(Dataset items)
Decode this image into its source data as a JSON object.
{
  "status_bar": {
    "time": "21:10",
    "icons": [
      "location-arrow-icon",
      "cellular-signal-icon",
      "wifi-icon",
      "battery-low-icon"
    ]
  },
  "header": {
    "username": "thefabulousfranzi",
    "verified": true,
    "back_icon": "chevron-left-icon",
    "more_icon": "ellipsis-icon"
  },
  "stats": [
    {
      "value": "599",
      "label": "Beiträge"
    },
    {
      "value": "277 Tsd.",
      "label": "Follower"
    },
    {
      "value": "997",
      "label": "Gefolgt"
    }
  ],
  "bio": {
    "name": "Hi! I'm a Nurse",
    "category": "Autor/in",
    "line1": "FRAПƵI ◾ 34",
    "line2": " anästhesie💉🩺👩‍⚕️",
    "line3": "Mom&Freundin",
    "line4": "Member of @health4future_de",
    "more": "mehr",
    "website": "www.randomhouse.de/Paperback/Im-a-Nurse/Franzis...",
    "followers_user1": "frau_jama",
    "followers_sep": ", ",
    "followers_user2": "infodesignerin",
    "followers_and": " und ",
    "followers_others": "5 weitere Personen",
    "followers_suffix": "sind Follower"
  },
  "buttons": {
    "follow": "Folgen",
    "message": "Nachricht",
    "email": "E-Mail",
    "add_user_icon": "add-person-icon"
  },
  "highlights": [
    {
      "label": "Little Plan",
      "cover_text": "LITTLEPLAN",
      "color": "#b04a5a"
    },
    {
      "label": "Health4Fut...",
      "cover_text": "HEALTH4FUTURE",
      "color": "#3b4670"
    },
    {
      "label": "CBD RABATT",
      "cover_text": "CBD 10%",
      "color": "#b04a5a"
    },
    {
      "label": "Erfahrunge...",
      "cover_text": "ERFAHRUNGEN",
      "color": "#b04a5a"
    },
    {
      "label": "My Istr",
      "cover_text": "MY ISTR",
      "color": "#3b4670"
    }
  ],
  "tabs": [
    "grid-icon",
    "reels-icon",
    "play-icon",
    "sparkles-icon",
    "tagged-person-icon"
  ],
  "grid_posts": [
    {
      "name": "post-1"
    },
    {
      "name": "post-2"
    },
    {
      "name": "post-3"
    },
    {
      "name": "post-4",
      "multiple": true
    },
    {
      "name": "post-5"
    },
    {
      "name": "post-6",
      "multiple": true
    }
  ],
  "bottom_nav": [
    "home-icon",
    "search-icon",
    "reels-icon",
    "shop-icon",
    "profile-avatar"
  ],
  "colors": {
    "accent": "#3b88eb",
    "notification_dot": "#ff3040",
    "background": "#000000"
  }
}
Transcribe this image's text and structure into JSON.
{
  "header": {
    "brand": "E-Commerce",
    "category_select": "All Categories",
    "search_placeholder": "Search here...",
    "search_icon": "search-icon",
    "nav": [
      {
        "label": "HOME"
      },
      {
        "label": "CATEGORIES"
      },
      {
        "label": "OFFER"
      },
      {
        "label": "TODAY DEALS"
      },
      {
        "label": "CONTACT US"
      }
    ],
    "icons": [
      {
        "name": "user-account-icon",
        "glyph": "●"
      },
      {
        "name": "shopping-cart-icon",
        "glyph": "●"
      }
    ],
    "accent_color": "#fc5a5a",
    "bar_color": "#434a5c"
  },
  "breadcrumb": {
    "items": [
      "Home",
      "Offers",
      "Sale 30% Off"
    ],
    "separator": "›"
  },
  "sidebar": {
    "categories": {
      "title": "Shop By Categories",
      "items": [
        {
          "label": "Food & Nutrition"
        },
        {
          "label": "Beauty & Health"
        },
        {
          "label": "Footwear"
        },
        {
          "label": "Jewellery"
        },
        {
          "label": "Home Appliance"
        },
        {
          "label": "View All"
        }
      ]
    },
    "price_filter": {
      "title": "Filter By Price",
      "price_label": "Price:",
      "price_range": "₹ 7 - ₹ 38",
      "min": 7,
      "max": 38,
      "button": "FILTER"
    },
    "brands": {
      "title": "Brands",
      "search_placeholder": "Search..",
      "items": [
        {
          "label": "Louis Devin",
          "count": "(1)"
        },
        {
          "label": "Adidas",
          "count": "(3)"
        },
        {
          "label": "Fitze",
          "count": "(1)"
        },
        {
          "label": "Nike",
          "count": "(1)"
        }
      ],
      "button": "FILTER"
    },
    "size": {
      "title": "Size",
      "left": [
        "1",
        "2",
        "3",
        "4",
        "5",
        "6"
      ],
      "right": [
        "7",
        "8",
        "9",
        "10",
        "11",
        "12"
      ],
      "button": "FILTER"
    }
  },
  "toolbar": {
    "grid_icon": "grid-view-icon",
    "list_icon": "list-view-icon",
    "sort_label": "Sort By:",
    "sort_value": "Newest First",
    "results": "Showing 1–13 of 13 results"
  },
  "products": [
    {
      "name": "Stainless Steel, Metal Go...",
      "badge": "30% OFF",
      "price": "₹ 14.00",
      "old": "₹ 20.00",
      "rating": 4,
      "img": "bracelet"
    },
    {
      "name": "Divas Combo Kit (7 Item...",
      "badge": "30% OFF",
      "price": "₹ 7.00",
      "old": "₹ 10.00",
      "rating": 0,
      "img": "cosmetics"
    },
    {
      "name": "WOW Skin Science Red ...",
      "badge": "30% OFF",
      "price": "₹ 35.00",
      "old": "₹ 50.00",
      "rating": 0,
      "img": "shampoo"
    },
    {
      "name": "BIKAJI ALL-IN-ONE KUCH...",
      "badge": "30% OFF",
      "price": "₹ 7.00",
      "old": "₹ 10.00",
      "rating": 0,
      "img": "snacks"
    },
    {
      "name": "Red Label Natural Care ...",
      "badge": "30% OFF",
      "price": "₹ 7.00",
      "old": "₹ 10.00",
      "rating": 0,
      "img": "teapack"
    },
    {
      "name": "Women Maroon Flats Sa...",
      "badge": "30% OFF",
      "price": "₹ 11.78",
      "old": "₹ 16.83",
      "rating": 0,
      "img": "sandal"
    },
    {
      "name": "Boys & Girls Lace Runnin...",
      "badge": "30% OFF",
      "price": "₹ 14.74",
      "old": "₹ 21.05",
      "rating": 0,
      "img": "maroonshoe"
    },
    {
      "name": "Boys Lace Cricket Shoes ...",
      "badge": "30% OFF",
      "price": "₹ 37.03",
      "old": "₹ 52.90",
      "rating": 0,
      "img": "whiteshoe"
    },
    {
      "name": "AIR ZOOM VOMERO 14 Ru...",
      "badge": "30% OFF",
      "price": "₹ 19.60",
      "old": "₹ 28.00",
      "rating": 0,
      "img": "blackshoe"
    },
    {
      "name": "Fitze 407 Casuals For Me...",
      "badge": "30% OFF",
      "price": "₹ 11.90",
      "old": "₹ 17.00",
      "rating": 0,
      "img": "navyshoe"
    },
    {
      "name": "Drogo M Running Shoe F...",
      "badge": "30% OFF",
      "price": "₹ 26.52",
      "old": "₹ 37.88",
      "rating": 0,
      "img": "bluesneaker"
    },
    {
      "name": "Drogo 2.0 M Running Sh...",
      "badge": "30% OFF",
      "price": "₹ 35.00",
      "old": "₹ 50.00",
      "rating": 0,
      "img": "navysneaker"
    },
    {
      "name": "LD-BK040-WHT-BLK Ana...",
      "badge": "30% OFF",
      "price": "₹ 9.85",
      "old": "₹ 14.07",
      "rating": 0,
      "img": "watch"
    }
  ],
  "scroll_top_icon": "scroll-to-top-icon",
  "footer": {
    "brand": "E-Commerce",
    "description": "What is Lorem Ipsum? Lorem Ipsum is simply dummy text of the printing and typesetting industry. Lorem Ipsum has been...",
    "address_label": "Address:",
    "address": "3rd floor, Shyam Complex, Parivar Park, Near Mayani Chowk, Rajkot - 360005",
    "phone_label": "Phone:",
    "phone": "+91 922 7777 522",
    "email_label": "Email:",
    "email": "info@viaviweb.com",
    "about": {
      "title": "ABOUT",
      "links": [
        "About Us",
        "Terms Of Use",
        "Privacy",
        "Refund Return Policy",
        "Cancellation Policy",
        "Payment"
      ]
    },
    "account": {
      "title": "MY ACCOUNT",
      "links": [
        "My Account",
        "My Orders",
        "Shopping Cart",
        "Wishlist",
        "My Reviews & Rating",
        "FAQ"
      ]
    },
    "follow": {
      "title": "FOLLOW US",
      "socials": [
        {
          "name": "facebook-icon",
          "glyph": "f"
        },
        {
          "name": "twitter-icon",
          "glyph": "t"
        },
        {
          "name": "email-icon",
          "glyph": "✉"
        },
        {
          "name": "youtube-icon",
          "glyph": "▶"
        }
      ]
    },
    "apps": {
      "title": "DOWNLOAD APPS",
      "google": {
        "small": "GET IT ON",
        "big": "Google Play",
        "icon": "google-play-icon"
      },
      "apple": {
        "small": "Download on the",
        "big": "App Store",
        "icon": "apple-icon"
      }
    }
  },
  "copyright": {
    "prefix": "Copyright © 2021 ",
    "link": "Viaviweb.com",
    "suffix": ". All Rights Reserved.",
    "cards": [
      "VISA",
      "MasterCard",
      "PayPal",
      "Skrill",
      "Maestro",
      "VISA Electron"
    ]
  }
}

TASK INSTRUCTIONS:
Exactly how many lines of the listing above contain the string "Drogo"? Give no more than the number.

THE COMPLETED TASK:
2